--- BEGIN DATA ROWS ---

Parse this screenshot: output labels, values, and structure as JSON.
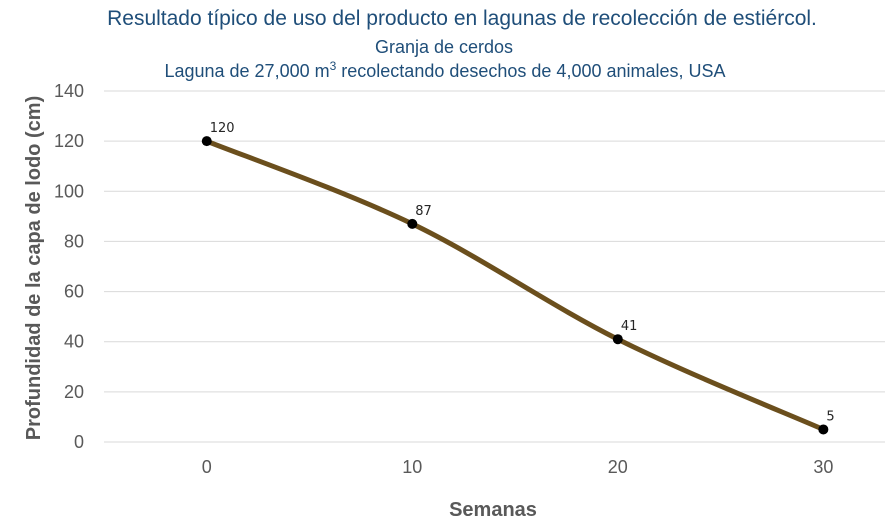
{
  "chart_data": {
    "type": "line",
    "title": "Resultado típico de uso del producto en lagunas de recolección de estiércol.",
    "subtitle": "Granja de cerdos",
    "subtitle2": {
      "before": "Laguna de 27,000 m",
      "sup": "3",
      "after": " recolectando desechos de 4,000 animales, USA"
    },
    "xlabel": "Semanas",
    "ylabel": "Profundidad de la capa de lodo (cm)",
    "x": [
      0,
      10,
      20,
      30
    ],
    "values": [
      120,
      87,
      41,
      5
    ],
    "data_labels": [
      "120",
      "87",
      "41",
      "5"
    ],
    "x_ticks": [
      "0",
      "10",
      "20",
      "30"
    ],
    "y_ticks": [
      "0",
      "20",
      "40",
      "60",
      "80",
      "100",
      "120",
      "140"
    ],
    "ylim": [
      0,
      140
    ],
    "xlim": [
      -5,
      33
    ],
    "grid": true,
    "line_color": "#6b4f1d",
    "marker_color": "#000000",
    "grid_color": "#d9d9d9"
  }
}
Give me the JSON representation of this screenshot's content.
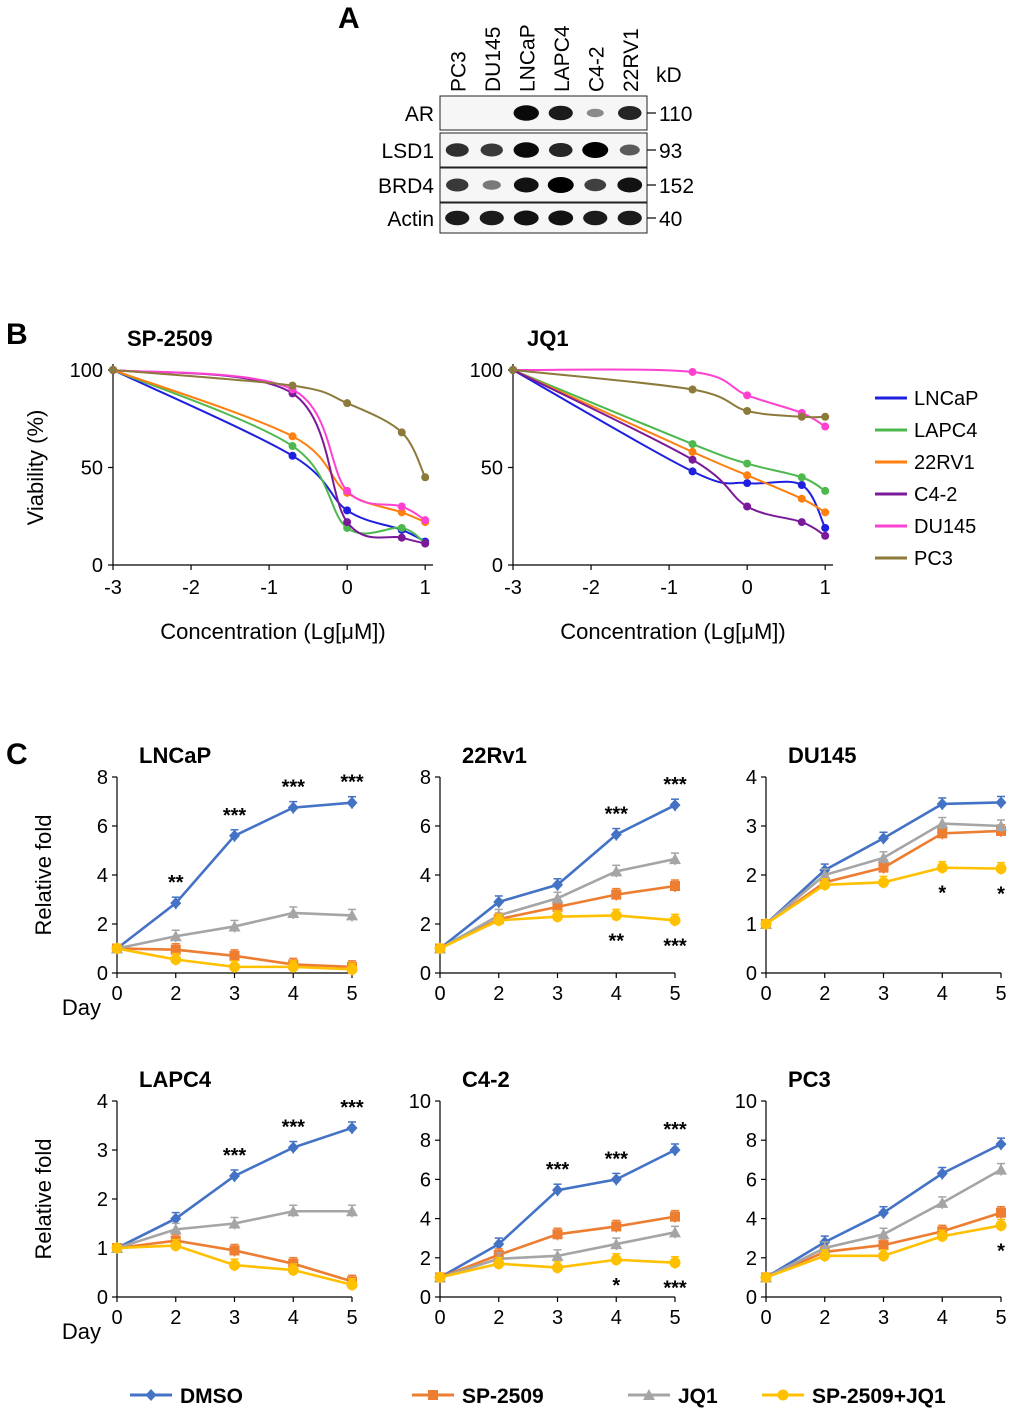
{
  "panels": {
    "a": "A",
    "b": "B",
    "c": "C"
  },
  "western_blot": {
    "lanes": [
      "PC3",
      "DU145",
      "LNCaP",
      "LAPC4",
      "C4-2",
      "22RV1"
    ],
    "unit": "kD",
    "rows": [
      {
        "label": "AR",
        "kd": "110",
        "intensity": [
          0.0,
          0.0,
          0.95,
          0.85,
          0.25,
          0.8
        ]
      },
      {
        "label": "LSD1",
        "kd": "93",
        "intensity": [
          0.75,
          0.7,
          0.95,
          0.8,
          1.0,
          0.5
        ]
      },
      {
        "label": "BRD4",
        "kd": "152",
        "intensity": [
          0.7,
          0.35,
          0.9,
          1.0,
          0.65,
          0.9
        ]
      },
      {
        "label": "Actin",
        "kd": "40",
        "intensity": [
          0.85,
          0.85,
          0.9,
          0.9,
          0.85,
          0.85
        ]
      }
    ]
  },
  "legend_b": [
    {
      "name": "LNCaP",
      "color": "#1f1fe0"
    },
    {
      "name": "LAPC4",
      "color": "#4db84d"
    },
    {
      "name": "22RV1",
      "color": "#ff7f0e"
    },
    {
      "name": "C4-2",
      "color": "#7a1a9a"
    },
    {
      "name": "DU145",
      "color": "#ff40d0"
    },
    {
      "name": "PC3",
      "color": "#8b7a3a"
    }
  ],
  "legend_c": [
    {
      "name": "DMSO",
      "color": "#4472c4",
      "marker": "diamond"
    },
    {
      "name": "SP-2509",
      "color": "#ed7d31",
      "marker": "square"
    },
    {
      "name": "JQ1",
      "color": "#a5a5a5",
      "marker": "triangle"
    },
    {
      "name": "SP-2509+JQ1",
      "color": "#ffc000",
      "marker": "circle"
    }
  ],
  "chart_data": [
    {
      "type": "scatter",
      "title": "SP-2509",
      "xlabel": "Concentration (Lg[μM])",
      "ylabel": "Viability (%)",
      "xlim": [
        -3,
        1.1
      ],
      "ylim": [
        0,
        100
      ],
      "xticks": [
        "-3",
        "-2",
        "-1",
        "0",
        "1"
      ],
      "yticks": [
        "0",
        "50",
        "100"
      ],
      "x": [
        -3,
        -0.7,
        0,
        0.7,
        1
      ],
      "series": [
        {
          "name": "LNCaP",
          "values": [
            100,
            56,
            28,
            18,
            12
          ]
        },
        {
          "name": "LAPC4",
          "values": [
            100,
            61,
            19,
            19,
            11
          ]
        },
        {
          "name": "22RV1",
          "values": [
            100,
            66,
            37,
            27,
            22
          ]
        },
        {
          "name": "C4-2",
          "values": [
            100,
            88,
            22,
            14,
            11
          ]
        },
        {
          "name": "DU145",
          "values": [
            100,
            90,
            38,
            30,
            23
          ]
        },
        {
          "name": "PC3",
          "values": [
            100,
            92,
            83,
            68,
            45
          ]
        }
      ]
    },
    {
      "type": "scatter",
      "title": "JQ1",
      "xlabel": "Concentration (Lg[μM])",
      "ylabel": "",
      "xlim": [
        -3,
        1.1
      ],
      "ylim": [
        0,
        100
      ],
      "xticks": [
        "-3",
        "-2",
        "-1",
        "0",
        "1"
      ],
      "yticks": [
        "0",
        "50",
        "100"
      ],
      "x": [
        -3,
        -0.7,
        0,
        0.7,
        1
      ],
      "series": [
        {
          "name": "LNCaP",
          "values": [
            100,
            48,
            42,
            41,
            19
          ]
        },
        {
          "name": "LAPC4",
          "values": [
            100,
            62,
            52,
            45,
            38
          ]
        },
        {
          "name": "22RV1",
          "values": [
            100,
            58,
            46,
            34,
            27
          ]
        },
        {
          "name": "C4-2",
          "values": [
            100,
            54,
            30,
            22,
            15
          ]
        },
        {
          "name": "DU145",
          "values": [
            100,
            99,
            87,
            78,
            71
          ]
        },
        {
          "name": "PC3",
          "values": [
            100,
            90,
            79,
            76,
            76
          ]
        }
      ]
    },
    {
      "type": "line",
      "title": "LNCaP",
      "ylabel": "Relative fold",
      "xlabel": "Day",
      "categories": [
        "0",
        "2",
        "3",
        "4",
        "5"
      ],
      "ylim": [
        0,
        8
      ],
      "yticks": [
        "0",
        "2",
        "4",
        "6",
        "8"
      ],
      "series": [
        {
          "name": "DMSO",
          "values": [
            1,
            2.85,
            5.6,
            6.75,
            6.95
          ]
        },
        {
          "name": "SP-2509",
          "values": [
            1,
            0.95,
            0.7,
            0.35,
            0.25
          ]
        },
        {
          "name": "JQ1",
          "values": [
            1,
            1.5,
            1.9,
            2.45,
            2.35
          ]
        },
        {
          "name": "SP-2509+JQ1",
          "values": [
            1,
            0.55,
            0.25,
            0.25,
            0.15
          ]
        }
      ],
      "stars_top": [
        "",
        "**",
        "***",
        "***",
        "***"
      ],
      "stars_bottom": [
        "",
        "",
        "",
        "",
        ""
      ]
    },
    {
      "type": "line",
      "title": "22Rv1",
      "ylabel": "",
      "xlabel": "",
      "categories": [
        "0",
        "2",
        "3",
        "4",
        "5"
      ],
      "ylim": [
        0,
        8
      ],
      "yticks": [
        "0",
        "2",
        "4",
        "6",
        "8"
      ],
      "series": [
        {
          "name": "DMSO",
          "values": [
            1,
            2.9,
            3.6,
            5.65,
            6.85
          ]
        },
        {
          "name": "SP-2509",
          "values": [
            1,
            2.2,
            2.7,
            3.2,
            3.55
          ]
        },
        {
          "name": "JQ1",
          "values": [
            1,
            2.35,
            3.05,
            4.15,
            4.65
          ]
        },
        {
          "name": "SP-2509+JQ1",
          "values": [
            1,
            2.15,
            2.3,
            2.35,
            2.15
          ]
        }
      ],
      "stars_top": [
        "",
        "",
        "",
        "***",
        "***"
      ],
      "stars_bottom": [
        "",
        "",
        "",
        "**",
        "***"
      ]
    },
    {
      "type": "line",
      "title": "DU145",
      "ylabel": "",
      "xlabel": "",
      "categories": [
        "0",
        "2",
        "3",
        "4",
        "5"
      ],
      "ylim": [
        0,
        4
      ],
      "yticks": [
        "0",
        "1",
        "2",
        "3",
        "4"
      ],
      "series": [
        {
          "name": "DMSO",
          "values": [
            1,
            2.1,
            2.75,
            3.45,
            3.48
          ]
        },
        {
          "name": "SP-2509",
          "values": [
            1,
            1.85,
            2.15,
            2.85,
            2.9
          ]
        },
        {
          "name": "JQ1",
          "values": [
            1,
            2.0,
            2.35,
            3.05,
            3.0
          ]
        },
        {
          "name": "SP-2509+JQ1",
          "values": [
            1,
            1.8,
            1.85,
            2.15,
            2.13
          ]
        }
      ],
      "stars_top": [
        "",
        "",
        "",
        "",
        ""
      ],
      "stars_bottom": [
        "",
        "",
        "",
        "*",
        "*"
      ]
    },
    {
      "type": "line",
      "title": "LAPC4",
      "ylabel": "Relative fold",
      "xlabel": "Day",
      "categories": [
        "0",
        "2",
        "3",
        "4",
        "5"
      ],
      "ylim": [
        0,
        4
      ],
      "yticks": [
        "0",
        "1",
        "2",
        "3",
        "4"
      ],
      "series": [
        {
          "name": "DMSO",
          "values": [
            1,
            1.6,
            2.47,
            3.05,
            3.45
          ]
        },
        {
          "name": "SP-2509",
          "values": [
            1,
            1.15,
            0.95,
            0.68,
            0.32
          ]
        },
        {
          "name": "JQ1",
          "values": [
            1,
            1.38,
            1.5,
            1.75,
            1.75
          ]
        },
        {
          "name": "SP-2509+JQ1",
          "values": [
            1,
            1.05,
            0.65,
            0.55,
            0.25
          ]
        }
      ],
      "stars_top": [
        "",
        "",
        "***",
        "***",
        "***"
      ],
      "stars_bottom": [
        "",
        "",
        "",
        "",
        ""
      ]
    },
    {
      "type": "line",
      "title": "C4-2",
      "ylabel": "",
      "xlabel": "",
      "categories": [
        "0",
        "2",
        "3",
        "4",
        "5"
      ],
      "ylim": [
        0,
        10
      ],
      "yticks": [
        "0",
        "2",
        "4",
        "6",
        "8",
        "10"
      ],
      "series": [
        {
          "name": "DMSO",
          "values": [
            1,
            2.7,
            5.45,
            6.0,
            7.5
          ]
        },
        {
          "name": "SP-2509",
          "values": [
            1,
            2.15,
            3.2,
            3.6,
            4.1
          ]
        },
        {
          "name": "JQ1",
          "values": [
            1,
            1.95,
            2.1,
            2.7,
            3.3
          ]
        },
        {
          "name": "SP-2509+JQ1",
          "values": [
            1,
            1.7,
            1.5,
            1.9,
            1.75
          ]
        }
      ],
      "stars_top": [
        "",
        "",
        "***",
        "***",
        "***"
      ],
      "stars_bottom": [
        "",
        "",
        "",
        "*",
        "***"
      ]
    },
    {
      "type": "line",
      "title": "PC3",
      "ylabel": "",
      "xlabel": "",
      "categories": [
        "0",
        "2",
        "3",
        "4",
        "5"
      ],
      "ylim": [
        0,
        10
      ],
      "yticks": [
        "0",
        "2",
        "4",
        "6",
        "8",
        "10"
      ],
      "series": [
        {
          "name": "DMSO",
          "values": [
            1,
            2.8,
            4.3,
            6.3,
            7.8
          ]
        },
        {
          "name": "SP-2509",
          "values": [
            1,
            2.3,
            2.65,
            3.35,
            4.3
          ]
        },
        {
          "name": "JQ1",
          "values": [
            1,
            2.5,
            3.2,
            4.8,
            6.5
          ]
        },
        {
          "name": "SP-2509+JQ1",
          "values": [
            1,
            2.1,
            2.1,
            3.1,
            3.65
          ]
        }
      ],
      "stars_top": [
        "",
        "",
        "",
        "",
        ""
      ],
      "stars_bottom": [
        "",
        "",
        "",
        "",
        "*"
      ]
    }
  ]
}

--- END DATA ROWS ---

**SET TASK:**
Where a line of the data holds "this", show that line.

**OUTPUT OF THE EXERCISE:**
Parse this screenshot: output labels, values, and structure as JSON.
Give me the JSON representation of this screenshot's content.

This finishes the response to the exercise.